* [EXERCISE MATERIAL]:
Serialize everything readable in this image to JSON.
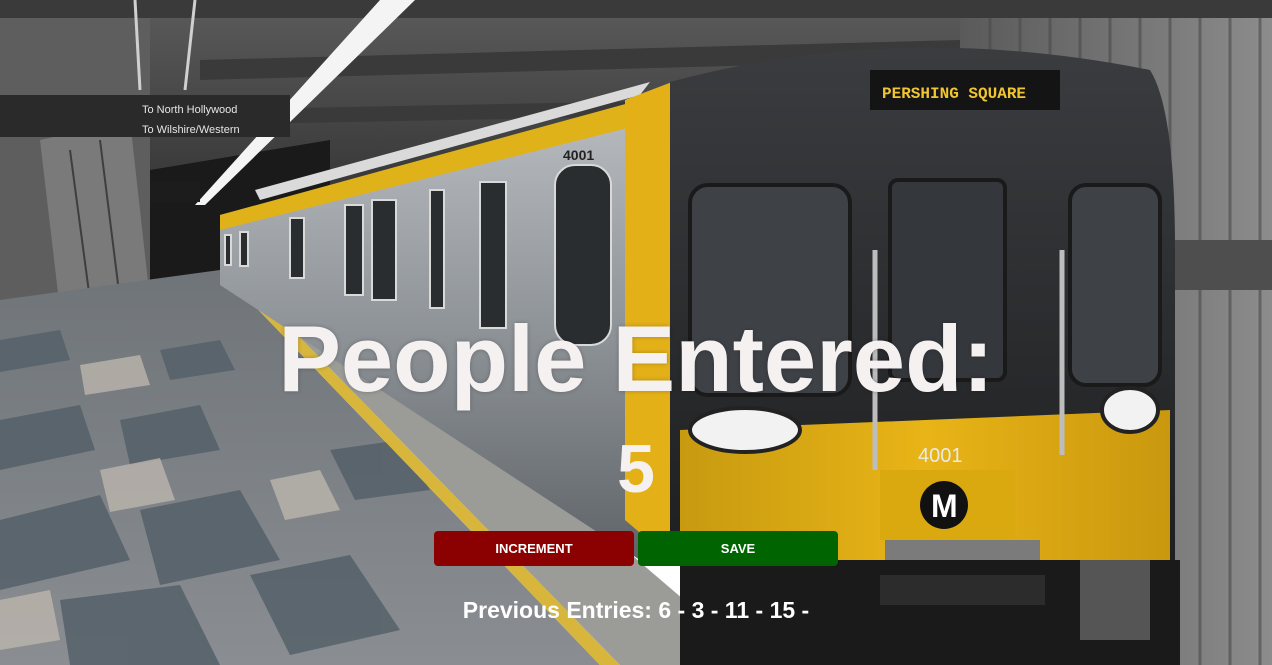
{
  "heading": "People Entered:",
  "count": "5",
  "buttons": {
    "increment_label": "INCREMENT",
    "save_label": "SAVE"
  },
  "previous_entries": "Previous Entries: 6 - 3 - 11 - 15 -",
  "background": {
    "signs": [
      "To North Hollywood",
      "To Wilshire/Western"
    ],
    "train_destination": "PERSHING SQUARE",
    "train_number": "4001",
    "metro_logo_letter": "M"
  },
  "colors": {
    "increment_button": "#8b0000",
    "save_button": "#006400",
    "text": "#ffffff",
    "train_yellow": "#e8b417"
  }
}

* [GIVEN REQUEST]:
Give the data above again in full and unchanged, skipping the pictures.

* [RESULT OF THIS EXERCISE]:
Serialize everything readable in this image to JSON.
{
  "heading": "People Entered:",
  "count": "5",
  "buttons": {
    "increment_label": "INCREMENT",
    "save_label": "SAVE"
  },
  "previous_entries": "Previous Entries: 6 - 3 - 11 - 15 -",
  "background": {
    "signs": [
      "To North Hollywood",
      "To Wilshire/Western"
    ],
    "train_destination": "PERSHING SQUARE",
    "train_number": "4001",
    "metro_logo_letter": "M"
  },
  "colors": {
    "increment_button": "#8b0000",
    "save_button": "#006400",
    "text": "#ffffff",
    "train_yellow": "#e8b417"
  }
}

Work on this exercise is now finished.